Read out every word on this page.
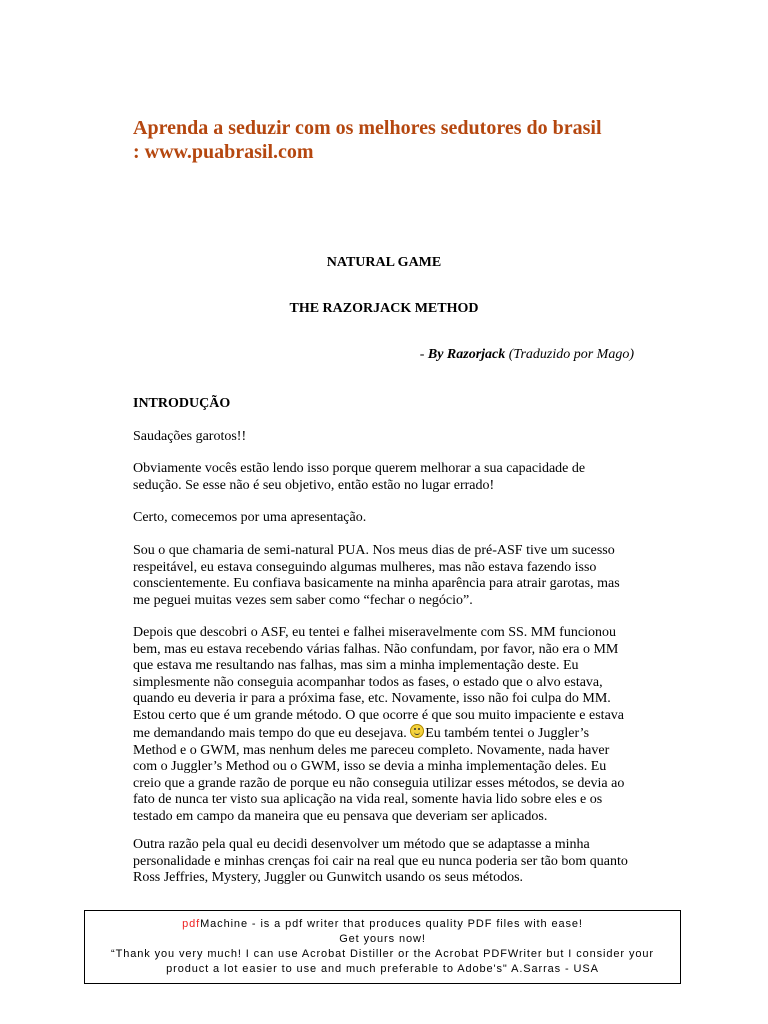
Aprenda a seduzir com os melhores sedutores do brasil
: www.puabrasil.com
NATURAL GAME
THE RAZORJACK METHOD
- By Razorjack (Traduzido por Mago)
INTRODUÇÃO
Saudações garotos!!
Obviamente vocês estão lendo isso porque querem melhorar a sua capacidade de sedução. Se esse não é seu objetivo, então estão no lugar errado!
Certo, comecemos por uma apresentação.
Sou o que chamaria de semi-natural PUA. Nos meus dias de pré-ASF tive um sucesso respeitável, eu estava conseguindo algumas mulheres, mas não estava fazendo isso conscientemente. Eu confiava basicamente na minha aparência para atrair garotas, mas me peguei muitas vezes sem saber como “fechar o negócio”.
Depois que descobri o ASF, eu tentei e falhei miseravelmente com SS. MM funcionou bem, mas eu estava recebendo várias falhas. Não confundam, por favor, não era o MM que estava me resultando nas falhas, mas sim a minha implementação deste. Eu simplesmente não conseguia acompanhar todos as fases, o estado que o alvo estava, quando eu deveria ir para a próxima fase, etc. Novamente, isso não foi culpa do MM. Estou certo que é um grande método. O que ocorre é que sou muito impaciente e estava me demandando mais tempo do que eu desejava. Eu também tentei o Juggler’s Method e o GWM, mas nenhum deles me pareceu completo. Novamente, nada haver com o Juggler’s Method ou o GWM, isso se devia a minha implementação deles. Eu creio que a grande razão de porque eu não conseguia utilizar esses métodos, se devia ao fato de nunca ter visto sua aplicação na vida real, somente havia lido sobre eles e os testado em campo da maneira que eu pensava que deveriam ser aplicados.
Outra razão pela qual eu decidi desenvolver um método que se adaptasse a minha personalidade e minhas crenças foi cair na real que eu nunca poderia ser tão bom quanto Ross Jeffries, Mystery, Juggler ou Gunwitch usando os seus métodos.
pdfMachine - is a pdf writer that produces quality PDF files with ease!
Get yours now!
“Thank you very much! I can use Acrobat Distiller or the Acrobat PDFWriter but I consider your
product a lot easier to use and much preferable to Adobe's" A.Sarras - USA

__________

**Exercise requirements**:
Pull out every line containing "much".

**Response to this task**:
“Thank you very much! I can use Acrobat Distiller or the Acrobat PDFWriter but I consider your
product a lot easier to use and much preferable to Adobe's" A.Sarras - USA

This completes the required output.